%%

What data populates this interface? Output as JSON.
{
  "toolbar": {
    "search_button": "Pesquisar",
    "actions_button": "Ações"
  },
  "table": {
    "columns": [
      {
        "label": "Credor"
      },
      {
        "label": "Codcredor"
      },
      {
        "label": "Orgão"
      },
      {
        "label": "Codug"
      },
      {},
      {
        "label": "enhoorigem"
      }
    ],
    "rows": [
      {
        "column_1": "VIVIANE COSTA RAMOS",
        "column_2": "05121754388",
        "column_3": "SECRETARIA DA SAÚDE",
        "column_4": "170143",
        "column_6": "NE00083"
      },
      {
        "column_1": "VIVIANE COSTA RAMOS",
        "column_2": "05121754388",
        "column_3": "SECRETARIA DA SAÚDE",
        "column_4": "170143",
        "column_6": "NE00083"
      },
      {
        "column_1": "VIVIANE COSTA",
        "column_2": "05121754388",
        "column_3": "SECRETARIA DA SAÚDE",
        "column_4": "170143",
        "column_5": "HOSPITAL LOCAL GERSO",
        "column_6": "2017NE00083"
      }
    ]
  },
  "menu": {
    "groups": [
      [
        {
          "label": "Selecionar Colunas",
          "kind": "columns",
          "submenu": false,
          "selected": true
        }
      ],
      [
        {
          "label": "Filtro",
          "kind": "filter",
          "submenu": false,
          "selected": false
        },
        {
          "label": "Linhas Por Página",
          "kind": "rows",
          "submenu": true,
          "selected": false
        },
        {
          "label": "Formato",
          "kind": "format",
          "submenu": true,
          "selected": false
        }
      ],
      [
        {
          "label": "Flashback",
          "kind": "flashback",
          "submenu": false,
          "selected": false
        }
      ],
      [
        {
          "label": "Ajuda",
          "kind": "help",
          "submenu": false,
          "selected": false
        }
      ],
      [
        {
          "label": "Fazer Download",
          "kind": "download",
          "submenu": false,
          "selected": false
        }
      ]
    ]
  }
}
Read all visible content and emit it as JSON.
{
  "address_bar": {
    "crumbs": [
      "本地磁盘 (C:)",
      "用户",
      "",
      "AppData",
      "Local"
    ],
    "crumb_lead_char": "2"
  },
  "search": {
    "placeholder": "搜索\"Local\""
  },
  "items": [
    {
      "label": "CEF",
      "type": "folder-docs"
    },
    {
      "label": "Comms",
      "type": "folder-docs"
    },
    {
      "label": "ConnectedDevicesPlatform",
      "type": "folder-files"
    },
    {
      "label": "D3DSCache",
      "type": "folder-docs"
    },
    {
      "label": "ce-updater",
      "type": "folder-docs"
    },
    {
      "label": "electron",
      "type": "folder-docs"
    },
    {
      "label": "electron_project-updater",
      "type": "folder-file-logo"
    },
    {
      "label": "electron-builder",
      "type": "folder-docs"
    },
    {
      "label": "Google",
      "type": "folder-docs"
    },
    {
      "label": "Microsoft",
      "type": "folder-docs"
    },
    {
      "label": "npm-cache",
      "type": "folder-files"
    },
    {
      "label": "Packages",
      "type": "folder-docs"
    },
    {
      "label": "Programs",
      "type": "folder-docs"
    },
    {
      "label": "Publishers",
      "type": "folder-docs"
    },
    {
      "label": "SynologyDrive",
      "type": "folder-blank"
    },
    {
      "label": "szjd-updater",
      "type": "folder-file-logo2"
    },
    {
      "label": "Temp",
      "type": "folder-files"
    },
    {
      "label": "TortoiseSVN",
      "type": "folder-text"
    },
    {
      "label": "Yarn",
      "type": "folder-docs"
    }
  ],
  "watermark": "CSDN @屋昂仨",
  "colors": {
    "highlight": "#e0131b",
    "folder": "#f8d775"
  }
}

%%

Problem description: Write out every record verbatim.

Reply to the task:
What data populates this interface? Output as JSON.
{
  "toolbar": {
    "search_button": "Pesquisar",
    "actions_button": "Ações"
  },
  "table": {
    "columns": [
      {
        "label": "Credor"
      },
      {
        "label": "Codcredor"
      },
      {
        "label": "Orgão"
      },
      {
        "label": "Codug"
      },
      {},
      {
        "label": "enhoorigem"
      }
    ],
    "rows": [
      {
        "column_1": "VIVIANE COSTA RAMOS",
        "column_2": "05121754388",
        "column_3": "SECRETARIA DA SAÚDE",
        "column_4": "170143",
        "column_6": "NE00083"
      },
      {
        "column_1": "VIVIANE COSTA RAMOS",
        "column_2": "05121754388",
        "column_3": "SECRETARIA DA SAÚDE",
        "column_4": "170143",
        "column_6": "NE00083"
      },
      {
        "column_1": "VIVIANE COSTA",
        "column_2": "05121754388",
        "column_3": "SECRETARIA DA SAÚDE",
        "column_4": "170143",
        "column_5": "HOSPITAL LOCAL GERSO",
        "column_6": "2017NE00083"
      }
    ]
  },
  "menu": {
    "groups": [
      [
        {
          "label": "Selecionar Colunas",
          "kind": "columns",
          "submenu": false,
          "selected": true
        }
      ],
      [
        {
          "label": "Filtro",
          "kind": "filter",
          "submenu": false,
          "selected": false
        },
        {
          "label": "Linhas Por Página",
          "kind": "rows",
          "submenu": true,
          "selected": false
        },
        {
          "label": "Formato",
          "kind": "format",
          "submenu": true,
          "selected": false
        }
      ],
      [
        {
          "label": "Flashback",
          "kind": "flashback",
          "submenu": false,
          "selected": false
        }
      ],
      [
        {
          "label": "Ajuda",
          "kind": "help",
          "submenu": false,
          "selected": false
        }
      ],
      [
        {
          "label": "Fazer Download",
          "kind": "download",
          "submenu": false,
          "selected": false
        }
      ]
    ]
  }
}
Read all visible content and emit it as JSON.
{
  "address_bar": {
    "crumbs": [
      "本地磁盘 (C:)",
      "用户",
      "",
      "AppData",
      "Local"
    ],
    "crumb_lead_char": "2"
  },
  "search": {
    "placeholder": "搜索\"Local\""
  },
  "items": [
    {
      "label": "CEF",
      "type": "folder-docs"
    },
    {
      "label": "Comms",
      "type": "folder-docs"
    },
    {
      "label": "ConnectedDevicesPlatform",
      "type": "folder-files"
    },
    {
      "label": "D3DSCache",
      "type": "folder-docs"
    },
    {
      "label": "ce-updater",
      "type": "folder-docs"
    },
    {
      "label": "electron",
      "type": "folder-docs"
    },
    {
      "label": "electron_project-updater",
      "type": "folder-file-logo"
    },
    {
      "label": "electron-builder",
      "type": "folder-docs"
    },
    {
      "label": "Google",
      "type": "folder-docs"
    },
    {
      "label": "Microsoft",
      "type": "folder-docs"
    },
    {
      "label": "npm-cache",
      "type": "folder-files"
    },
    {
      "label": "Packages",
      "type": "folder-docs"
    },
    {
      "label": "Programs",
      "type": "folder-docs"
    },
    {
      "label": "Publishers",
      "type": "folder-docs"
    },
    {
      "label": "SynologyDrive",
      "type": "folder-blank"
    },
    {
      "label": "szjd-updater",
      "type": "folder-file-logo2"
    },
    {
      "label": "Temp",
      "type": "folder-files"
    },
    {
      "label": "TortoiseSVN",
      "type": "folder-text"
    },
    {
      "label": "Yarn",
      "type": "folder-docs"
    }
  ],
  "watermark": "CSDN @屋昂仨",
  "colors": {
    "highlight": "#e0131b",
    "folder": "#f8d775"
  }
}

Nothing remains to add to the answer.